## Record extracts
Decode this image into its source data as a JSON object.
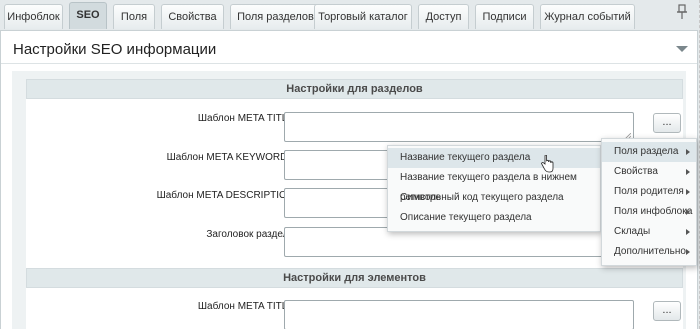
{
  "tabs": [
    {
      "label": "Инфоблок",
      "active": false
    },
    {
      "label": "SEO",
      "active": true
    },
    {
      "label": "Поля",
      "active": false
    },
    {
      "label": "Свойства",
      "active": false
    },
    {
      "label": "Поля разделов",
      "active": false
    },
    {
      "label": "Торговый каталог",
      "active": false
    },
    {
      "label": "Доступ",
      "active": false
    },
    {
      "label": "Подписи",
      "active": false
    },
    {
      "label": "Журнал событий",
      "active": false
    }
  ],
  "panel": {
    "title": "Настройки SEO информации"
  },
  "sections": {
    "sections_head": "Настройки для разделов",
    "elements_head": "Настройки для элементов"
  },
  "fields": {
    "meta_title": "Шаблон META TITLE",
    "meta_keywords": "Шаблон META KEYWORDS",
    "meta_description": "Шаблон META DESCRIPTION",
    "section_heading": "Заголовок раздела",
    "elem_meta_title": "Шаблон META TITLE"
  },
  "buttons": {
    "dots": "..."
  },
  "main_menu": {
    "items": [
      {
        "label": "Поля раздела",
        "submenu": true,
        "hover": true
      },
      {
        "label": "Свойства",
        "submenu": true
      },
      {
        "label": "Поля родителя",
        "submenu": true
      },
      {
        "label": "Поля инфоблока",
        "submenu": true
      },
      {
        "label": "Склады",
        "submenu": true
      },
      {
        "label": "Дополнительно",
        "submenu": true
      }
    ]
  },
  "sub_menu": {
    "items": [
      {
        "label": "Название текущего раздела",
        "hover": true
      },
      {
        "label": "Название текущего раздела в нижнем регистре"
      },
      {
        "label": "Символьный код текущего раздела"
      },
      {
        "label": "Описание текущего раздела"
      }
    ]
  },
  "colors": {
    "background": "#e4e9eb",
    "section_header": "#e0e8ea",
    "menu_hover": "#dde6ea"
  }
}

## Request
Each record above should be copied character for character, with pictures dropped.

## Problem solution
Decode this image into its source data as a JSON object.
{
  "tabs": [
    {
      "label": "Инфоблок",
      "active": false
    },
    {
      "label": "SEO",
      "active": true
    },
    {
      "label": "Поля",
      "active": false
    },
    {
      "label": "Свойства",
      "active": false
    },
    {
      "label": "Поля разделов",
      "active": false
    },
    {
      "label": "Торговый каталог",
      "active": false
    },
    {
      "label": "Доступ",
      "active": false
    },
    {
      "label": "Подписи",
      "active": false
    },
    {
      "label": "Журнал событий",
      "active": false
    }
  ],
  "panel": {
    "title": "Настройки SEO информации"
  },
  "sections": {
    "sections_head": "Настройки для разделов",
    "elements_head": "Настройки для элементов"
  },
  "fields": {
    "meta_title": "Шаблон META TITLE",
    "meta_keywords": "Шаблон META KEYWORDS",
    "meta_description": "Шаблон META DESCRIPTION",
    "section_heading": "Заголовок раздела",
    "elem_meta_title": "Шаблон META TITLE"
  },
  "buttons": {
    "dots": "..."
  },
  "main_menu": {
    "items": [
      {
        "label": "Поля раздела",
        "submenu": true,
        "hover": true
      },
      {
        "label": "Свойства",
        "submenu": true
      },
      {
        "label": "Поля родителя",
        "submenu": true
      },
      {
        "label": "Поля инфоблока",
        "submenu": true
      },
      {
        "label": "Склады",
        "submenu": true
      },
      {
        "label": "Дополнительно",
        "submenu": true
      }
    ]
  },
  "sub_menu": {
    "items": [
      {
        "label": "Название текущего раздела",
        "hover": true
      },
      {
        "label": "Название текущего раздела в нижнем регистре"
      },
      {
        "label": "Символьный код текущего раздела"
      },
      {
        "label": "Описание текущего раздела"
      }
    ]
  },
  "colors": {
    "background": "#e4e9eb",
    "section_header": "#e0e8ea",
    "menu_hover": "#dde6ea"
  }
}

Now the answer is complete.